BEGIN Supplied text

Surgical debridement, also known as the 'sharp method', is performed by scalpels and is rapid and effective in removing hyperkeratosis and dead tissue. Particular care should be taken to protect healthy tissue, which has a red or deep pink (granulation tissue) appearance.[1],[4],[50] Using a scalpel blade with the tip pointed at a 45° angle, all non-viable tissue must be removed until a healthy bleeding ulcer bed is produced with saucerisation of the wound edges. If severe ischaemia is suspected, aggressive debridement should be postponed until a vascular examination has been carried out and if necessary, a revascularisation procedure performed.

END Supplied text

## [Exercise 1]
Answer these from the debridement passage:
(a) What tool is used in the sharp method?
(b) What does healthy tissue look like?
(c) At what angle should the tip of the scalpel blade be pointed?
## [Exercise 2]
In one to three sentences, explain when the debridement passage says aggressive debridement should be put off, and what has to happen first.
Use only the debridement passage to answer.

BEGIN Excerpted records

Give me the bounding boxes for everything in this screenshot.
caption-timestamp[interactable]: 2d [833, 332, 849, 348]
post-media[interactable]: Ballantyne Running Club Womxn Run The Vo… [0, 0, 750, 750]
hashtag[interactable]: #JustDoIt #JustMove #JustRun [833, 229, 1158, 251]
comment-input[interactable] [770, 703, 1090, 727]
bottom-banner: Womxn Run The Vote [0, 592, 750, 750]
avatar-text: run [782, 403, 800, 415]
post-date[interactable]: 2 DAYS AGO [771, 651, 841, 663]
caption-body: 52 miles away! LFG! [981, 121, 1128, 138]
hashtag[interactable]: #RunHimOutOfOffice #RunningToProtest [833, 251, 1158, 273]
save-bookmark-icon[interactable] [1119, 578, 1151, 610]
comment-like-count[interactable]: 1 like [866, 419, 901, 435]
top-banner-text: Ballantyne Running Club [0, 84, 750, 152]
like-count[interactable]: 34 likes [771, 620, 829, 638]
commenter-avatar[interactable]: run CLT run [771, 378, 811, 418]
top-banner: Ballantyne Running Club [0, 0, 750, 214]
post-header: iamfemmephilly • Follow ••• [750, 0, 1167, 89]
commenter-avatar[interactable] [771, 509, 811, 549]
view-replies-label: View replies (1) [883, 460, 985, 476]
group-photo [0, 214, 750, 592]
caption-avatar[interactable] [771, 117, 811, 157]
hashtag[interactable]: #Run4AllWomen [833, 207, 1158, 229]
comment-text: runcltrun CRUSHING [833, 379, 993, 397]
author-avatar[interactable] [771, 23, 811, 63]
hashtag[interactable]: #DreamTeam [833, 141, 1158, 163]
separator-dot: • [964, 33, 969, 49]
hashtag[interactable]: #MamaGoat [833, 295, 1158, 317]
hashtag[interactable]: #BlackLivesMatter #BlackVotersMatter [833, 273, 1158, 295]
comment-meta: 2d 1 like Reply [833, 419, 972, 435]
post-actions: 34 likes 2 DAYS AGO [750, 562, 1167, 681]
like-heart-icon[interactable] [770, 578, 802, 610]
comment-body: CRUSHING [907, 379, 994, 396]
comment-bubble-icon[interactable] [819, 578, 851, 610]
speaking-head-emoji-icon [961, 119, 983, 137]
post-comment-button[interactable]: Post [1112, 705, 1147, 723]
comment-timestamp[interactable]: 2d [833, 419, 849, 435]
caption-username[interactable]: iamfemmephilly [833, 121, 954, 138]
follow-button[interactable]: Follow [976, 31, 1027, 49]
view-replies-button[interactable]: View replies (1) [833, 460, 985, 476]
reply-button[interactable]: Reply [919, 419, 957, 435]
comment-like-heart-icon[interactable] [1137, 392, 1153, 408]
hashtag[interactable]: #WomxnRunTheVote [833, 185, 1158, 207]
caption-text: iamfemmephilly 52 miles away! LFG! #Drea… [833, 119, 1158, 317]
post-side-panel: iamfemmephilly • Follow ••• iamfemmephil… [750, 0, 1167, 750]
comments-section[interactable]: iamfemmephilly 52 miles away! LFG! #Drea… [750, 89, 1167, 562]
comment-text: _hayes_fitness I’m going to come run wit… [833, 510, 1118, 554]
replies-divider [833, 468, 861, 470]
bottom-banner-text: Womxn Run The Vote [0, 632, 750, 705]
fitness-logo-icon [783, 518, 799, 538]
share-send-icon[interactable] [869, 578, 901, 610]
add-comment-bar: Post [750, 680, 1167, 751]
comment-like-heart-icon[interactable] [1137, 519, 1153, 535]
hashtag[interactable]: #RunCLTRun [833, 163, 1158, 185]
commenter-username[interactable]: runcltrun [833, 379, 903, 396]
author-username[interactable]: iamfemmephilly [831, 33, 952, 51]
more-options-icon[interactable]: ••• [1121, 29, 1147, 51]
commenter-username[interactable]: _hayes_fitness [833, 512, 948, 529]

END Excerpted records

## [Your response 1]
(a) Scalpels.
(b) It is red or deep pink (granulation tissue).
(c) 45°.

## [Your response 2]
Aggressive debridement should be put off if severe ischaemia is suspected. It waits until a vascular examination has been done and, if needed, a revascularisation procedure has been performed.